## Brief
Find the lines below that contain the string "content". Copy each one.

## Material supplied
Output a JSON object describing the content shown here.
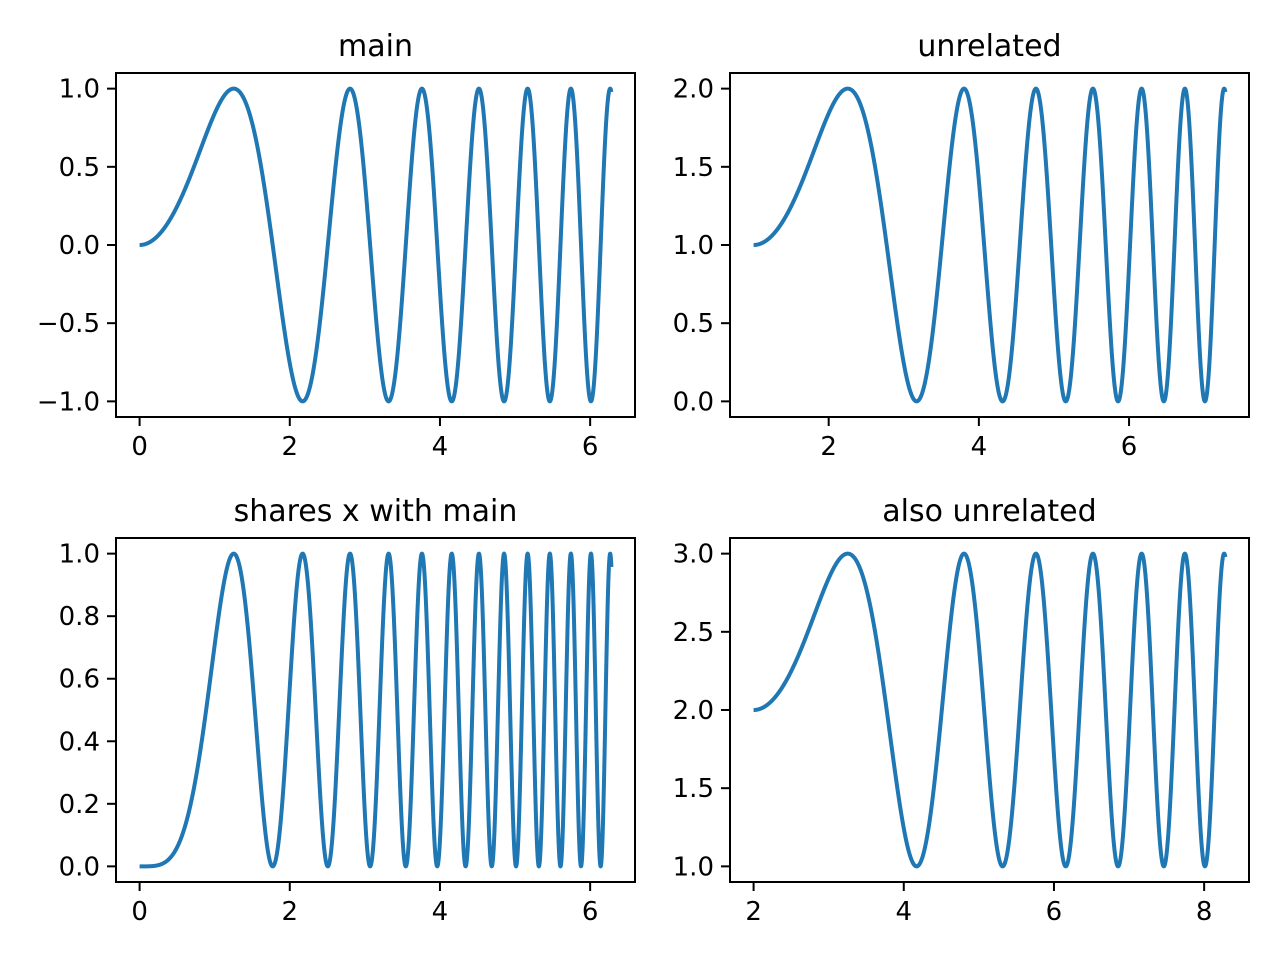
{
  "figure": {
    "background_color": "#ffffff",
    "text_color": "#000000",
    "layout": {
      "rows": 2,
      "cols": 2
    }
  },
  "chart_data": [
    {
      "type": "line",
      "title": "main",
      "curve": {
        "formula": "y = sin(x^2)",
        "x_shift": 0,
        "y_offset": 0,
        "squared": false,
        "x_start": 0,
        "x_end": 6.283185307
      },
      "xlim": [
        -0.3141592,
        6.5973445
      ],
      "ylim": [
        -1.1,
        1.1
      ],
      "xticks": {
        "values": [
          0,
          2,
          4,
          6
        ],
        "labels": [
          "0",
          "2",
          "4",
          "6"
        ]
      },
      "yticks": {
        "values": [
          -1.0,
          -0.5,
          0.0,
          0.5,
          1.0
        ],
        "labels": [
          "−1.0",
          "−0.5",
          "0.0",
          "0.5",
          "1.0"
        ]
      },
      "line_color": "#1f77b4",
      "grid": false,
      "legend": false
    },
    {
      "type": "line",
      "title": "unrelated",
      "curve": {
        "formula": "y = 1 + sin((x−1)^2)",
        "x_shift": 1,
        "y_offset": 1,
        "squared": false,
        "x_start": 1,
        "x_end": 7.283185307
      },
      "xlim": [
        0.6858407,
        7.5973445
      ],
      "ylim": [
        -0.1,
        2.1
      ],
      "xticks": {
        "values": [
          2,
          4,
          6
        ],
        "labels": [
          "2",
          "4",
          "6"
        ]
      },
      "yticks": {
        "values": [
          0.0,
          0.5,
          1.0,
          1.5,
          2.0
        ],
        "labels": [
          "0.0",
          "0.5",
          "1.0",
          "1.5",
          "2.0"
        ]
      },
      "line_color": "#1f77b4",
      "grid": false,
      "legend": false
    },
    {
      "type": "line",
      "title": "shares x with main",
      "curve": {
        "formula": "y = sin(x^2)^2",
        "x_shift": 0,
        "y_offset": 0,
        "squared": true,
        "x_start": 0,
        "x_end": 6.283185307
      },
      "xlim": [
        -0.3141592,
        6.5973445
      ],
      "ylim": [
        -0.05,
        1.05
      ],
      "xticks": {
        "values": [
          0,
          2,
          4,
          6
        ],
        "labels": [
          "0",
          "2",
          "4",
          "6"
        ]
      },
      "yticks": {
        "values": [
          0.0,
          0.2,
          0.4,
          0.6,
          0.8,
          1.0
        ],
        "labels": [
          "0.0",
          "0.2",
          "0.4",
          "0.6",
          "0.8",
          "1.0"
        ]
      },
      "line_color": "#1f77b4",
      "grid": false,
      "legend": false
    },
    {
      "type": "line",
      "title": "also unrelated",
      "curve": {
        "formula": "y = 2 + sin((x−2)^2)",
        "x_shift": 2,
        "y_offset": 2,
        "squared": false,
        "x_start": 2,
        "x_end": 8.283185307
      },
      "xlim": [
        1.6858407,
        8.5973445
      ],
      "ylim": [
        0.9,
        3.1
      ],
      "xticks": {
        "values": [
          2,
          4,
          6,
          8
        ],
        "labels": [
          "2",
          "4",
          "6",
          "8"
        ]
      },
      "yticks": {
        "values": [
          1.0,
          1.5,
          2.0,
          2.5,
          3.0
        ],
        "labels": [
          "1.0",
          "1.5",
          "2.0",
          "2.5",
          "3.0"
        ]
      },
      "line_color": "#1f77b4",
      "grid": false,
      "legend": false
    }
  ]
}
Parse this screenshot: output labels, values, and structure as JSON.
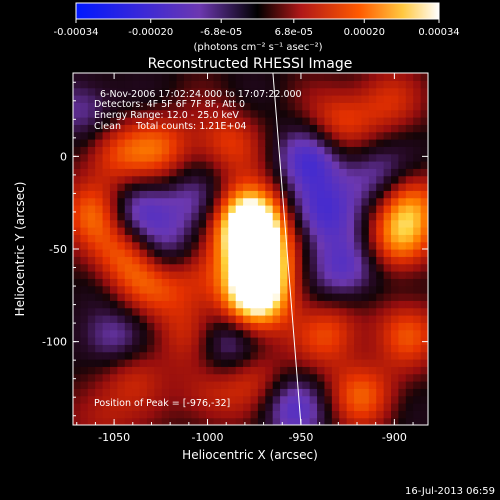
{
  "chart_data": {
    "type": "heatmap",
    "title": "Reconstructed RHESSI Image",
    "xlabel": "Heliocentric X (arcsec)",
    "ylabel": "Heliocentric Y (arcsec)",
    "xlim": [
      -1072,
      -882
    ],
    "ylim": [
      -145,
      45
    ],
    "x_ticks": [
      -1050,
      -1000,
      -950,
      -900
    ],
    "y_ticks": [
      0,
      -50,
      -100
    ],
    "grid": false,
    "colorbar": {
      "position": "top",
      "range": [
        -0.00034,
        0.00034
      ],
      "ticks": [
        "-0.00034",
        "-0.00020",
        "-6.8e-05",
        "6.8e-05",
        "0.00020",
        "0.00034"
      ],
      "tick_values": [
        -0.00034,
        -0.0002,
        -6.8e-05,
        6.8e-05,
        0.0002,
        0.00034
      ],
      "label": "(photons cm⁻² s⁻¹ asec⁻²)",
      "colors": [
        "#0000ff",
        "#5a2bb0",
        "#7a3aa8",
        "#000000",
        "#b01010",
        "#ff4a00",
        "#ffcf40",
        "#ffffff"
      ]
    },
    "annotations": [
      "6-Nov-2006 17:02:24.000 to 17:07:22.000",
      "Detectors: 4F 5F 6F 7F 8F, Att 0",
      "Energy Range: 12.0 - 25.0 keV",
      "Clean     Total counts: 1.21E+04"
    ],
    "peak_label": "Position of Peak = [-976,-32]",
    "peak": [
      -976,
      -32
    ],
    "limb_line": [
      [
        -965,
        45
      ],
      [
        -950,
        -145
      ]
    ],
    "sources": [
      {
        "x": -978,
        "y": -32,
        "v": 1.0
      },
      {
        "x": -975,
        "y": -45,
        "v": 0.85
      },
      {
        "x": -972,
        "y": -62,
        "v": 0.75
      },
      {
        "x": -975,
        "y": -78,
        "v": 0.9
      },
      {
        "x": -1010,
        "y": -62,
        "v": 0.55
      },
      {
        "x": -1030,
        "y": -68,
        "v": 0.45
      },
      {
        "x": -1045,
        "y": -52,
        "v": 0.5
      },
      {
        "x": -1060,
        "y": -30,
        "v": 0.55
      },
      {
        "x": -1050,
        "y": 2,
        "v": 0.45
      },
      {
        "x": -1025,
        "y": 5,
        "v": 0.45
      },
      {
        "x": -990,
        "y": 8,
        "v": 0.4
      },
      {
        "x": -1040,
        "y": -115,
        "v": 0.4
      },
      {
        "x": -1010,
        "y": -95,
        "v": 0.35
      },
      {
        "x": -975,
        "y": -118,
        "v": 0.4
      },
      {
        "x": -935,
        "y": -95,
        "v": 0.45
      },
      {
        "x": -918,
        "y": -128,
        "v": 0.5
      },
      {
        "x": -893,
        "y": -95,
        "v": 0.45
      },
      {
        "x": -898,
        "y": -45,
        "v": 0.6
      },
      {
        "x": -892,
        "y": -25,
        "v": 0.55
      },
      {
        "x": -930,
        "y": 18,
        "v": 0.45
      },
      {
        "x": -905,
        "y": 30,
        "v": 0.35
      },
      {
        "x": -1058,
        "y": -140,
        "v": 0.3
      },
      {
        "x": -1000,
        "y": -130,
        "v": 0.3
      },
      {
        "x": -1020,
        "y": -55,
        "v": -0.6
      },
      {
        "x": -1040,
        "y": -30,
        "v": -0.5
      },
      {
        "x": -940,
        "y": -30,
        "v": -0.55
      },
      {
        "x": -925,
        "y": -60,
        "v": -0.5
      },
      {
        "x": -1005,
        "y": -25,
        "v": -0.4
      },
      {
        "x": -945,
        "y": 0,
        "v": -0.5
      },
      {
        "x": -1050,
        "y": -100,
        "v": -0.45
      },
      {
        "x": -990,
        "y": -100,
        "v": -0.5
      },
      {
        "x": -955,
        "y": -135,
        "v": -0.45
      },
      {
        "x": -910,
        "y": -10,
        "v": -0.4
      },
      {
        "x": -1065,
        "y": 25,
        "v": -0.35
      }
    ]
  },
  "footer": {
    "timestamp": "16-Jul-2013 06:59"
  }
}
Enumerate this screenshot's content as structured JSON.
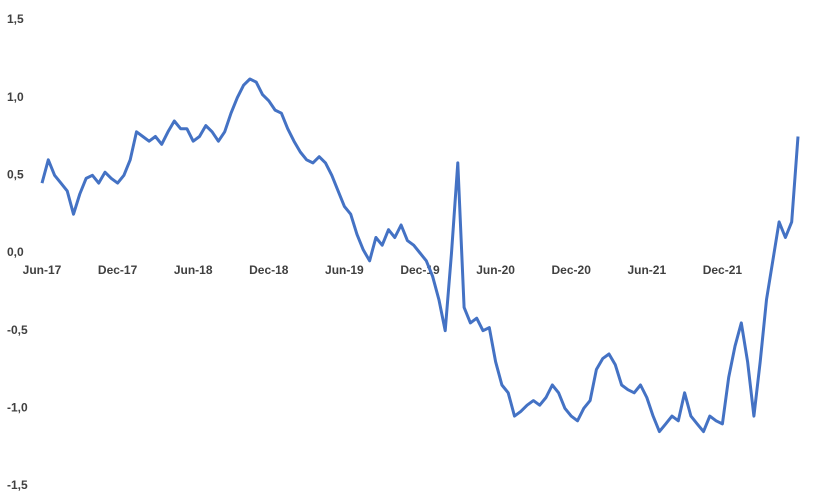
{
  "chart_data": {
    "type": "line",
    "color": "#4472c4",
    "categories": [
      "Jun-17",
      null,
      null,
      null,
      null,
      null,
      null,
      null,
      null,
      null,
      null,
      null,
      "Dec-17",
      null,
      null,
      null,
      null,
      null,
      null,
      null,
      null,
      null,
      null,
      null,
      "Jun-18",
      null,
      null,
      null,
      null,
      null,
      null,
      null,
      null,
      null,
      null,
      null,
      "Dec-18",
      null,
      null,
      null,
      null,
      null,
      null,
      null,
      null,
      null,
      null,
      null,
      "Jun-19",
      null,
      null,
      null,
      null,
      null,
      null,
      null,
      null,
      null,
      null,
      null,
      "Dec-19",
      null,
      null,
      null,
      null,
      null,
      null,
      null,
      null,
      null,
      null,
      null,
      "Jun-20",
      null,
      null,
      null,
      null,
      null,
      null,
      null,
      null,
      null,
      null,
      null,
      "Dec-20",
      null,
      null,
      null,
      null,
      null,
      null,
      null,
      null,
      null,
      null,
      null,
      "Jun-21",
      null,
      null,
      null,
      null,
      null,
      null,
      null,
      null,
      null,
      null,
      null,
      "Dec-21",
      null,
      null,
      null,
      null,
      null,
      null,
      null,
      null,
      null,
      null,
      null,
      null
    ],
    "values": [
      0.45,
      0.6,
      0.5,
      0.45,
      0.4,
      0.25,
      0.38,
      0.48,
      0.5,
      0.45,
      0.52,
      0.48,
      0.45,
      0.5,
      0.6,
      0.78,
      0.75,
      0.72,
      0.75,
      0.7,
      0.78,
      0.85,
      0.8,
      0.8,
      0.72,
      0.75,
      0.82,
      0.78,
      0.72,
      0.78,
      0.9,
      1.0,
      1.08,
      1.12,
      1.1,
      1.02,
      0.98,
      0.92,
      0.9,
      0.8,
      0.72,
      0.65,
      0.6,
      0.58,
      0.62,
      0.58,
      0.5,
      0.4,
      0.3,
      0.25,
      0.12,
      0.02,
      -0.05,
      0.1,
      0.05,
      0.15,
      0.1,
      0.18,
      0.08,
      0.05,
      0.0,
      -0.05,
      -0.15,
      -0.3,
      -0.5,
      0.0,
      0.58,
      -0.35,
      -0.45,
      -0.42,
      -0.5,
      -0.48,
      -0.7,
      -0.85,
      -0.9,
      -1.05,
      -1.02,
      -0.98,
      -0.95,
      -0.98,
      -0.93,
      -0.85,
      -0.9,
      -1.0,
      -1.05,
      -1.08,
      -1.0,
      -0.95,
      -0.75,
      -0.68,
      -0.65,
      -0.72,
      -0.85,
      -0.88,
      -0.9,
      -0.85,
      -0.93,
      -1.05,
      -1.15,
      -1.1,
      -1.05,
      -1.08,
      -0.9,
      -1.05,
      -1.1,
      -1.15,
      -1.05,
      -1.08,
      -1.1,
      -0.8,
      -0.6,
      -0.45,
      -0.7,
      -1.05,
      -0.7,
      -0.3,
      -0.05,
      0.2,
      0.1,
      0.2,
      0.75
    ],
    "ylim": [
      -1.5,
      1.5
    ],
    "yticks": [
      {
        "value": -1.5,
        "label": "-1,5"
      },
      {
        "value": -1,
        "label": "-1,0"
      },
      {
        "value": -0.5,
        "label": "-0,5"
      },
      {
        "value": 0,
        "label": "0,0"
      },
      {
        "value": 0.5,
        "label": "0,5"
      },
      {
        "value": 1,
        "label": "1,0"
      },
      {
        "value": 1.5,
        "label": "1,5"
      }
    ]
  }
}
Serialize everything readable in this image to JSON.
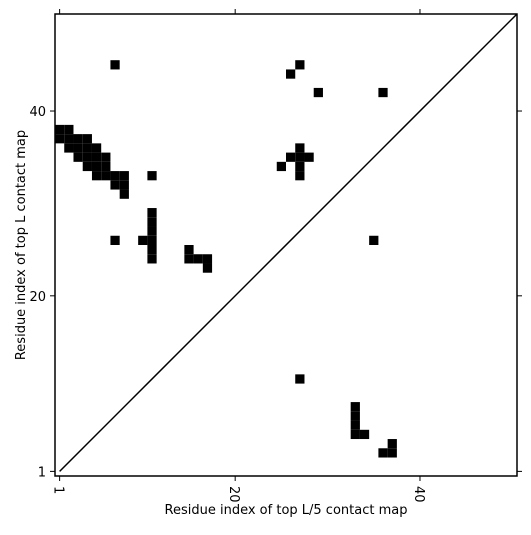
{
  "chart_data": {
    "type": "scatter",
    "marker": "square",
    "xlabel": "Residue index of top L/5 contact map",
    "ylabel": "Residue index of top L contact map",
    "xlim": [
      0.5,
      50.5
    ],
    "ylim": [
      0.5,
      50.5
    ],
    "xticks": [
      1,
      20,
      40
    ],
    "yticks": [
      1,
      20,
      40
    ],
    "diagonal": true,
    "series": [
      {
        "color": "#000000",
        "x": [
          7,
          27,
          26,
          29,
          36,
          1,
          2,
          1,
          2,
          3,
          4,
          2,
          3,
          4,
          5,
          3,
          4,
          5,
          6,
          4,
          5,
          6,
          5,
          6,
          7,
          8,
          7,
          8,
          8,
          11,
          11,
          11,
          11,
          11,
          11,
          11,
          10,
          7,
          15,
          15,
          16,
          17,
          17,
          25,
          27,
          26,
          27,
          28,
          27,
          27,
          35
        ],
        "y": [
          45,
          45,
          44,
          42,
          42,
          38,
          38,
          37,
          37,
          37,
          37,
          36,
          36,
          36,
          36,
          35,
          35,
          35,
          35,
          34,
          34,
          34,
          33,
          33,
          33,
          33,
          32,
          32,
          31,
          33,
          29,
          28,
          27,
          26,
          25,
          24,
          26,
          26,
          25,
          24,
          24,
          24,
          23,
          34,
          36,
          35,
          35,
          35,
          34,
          33,
          26
        ]
      },
      {
        "color": "#000000",
        "x": [
          27,
          33,
          33,
          33,
          33,
          34,
          37,
          36,
          37
        ],
        "y": [
          11,
          8,
          7,
          6,
          5,
          5,
          4,
          3,
          3
        ]
      }
    ]
  }
}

## Written response
Output a JSON object describing the content shown here.
Enumerate this screenshot's content as structured JSON.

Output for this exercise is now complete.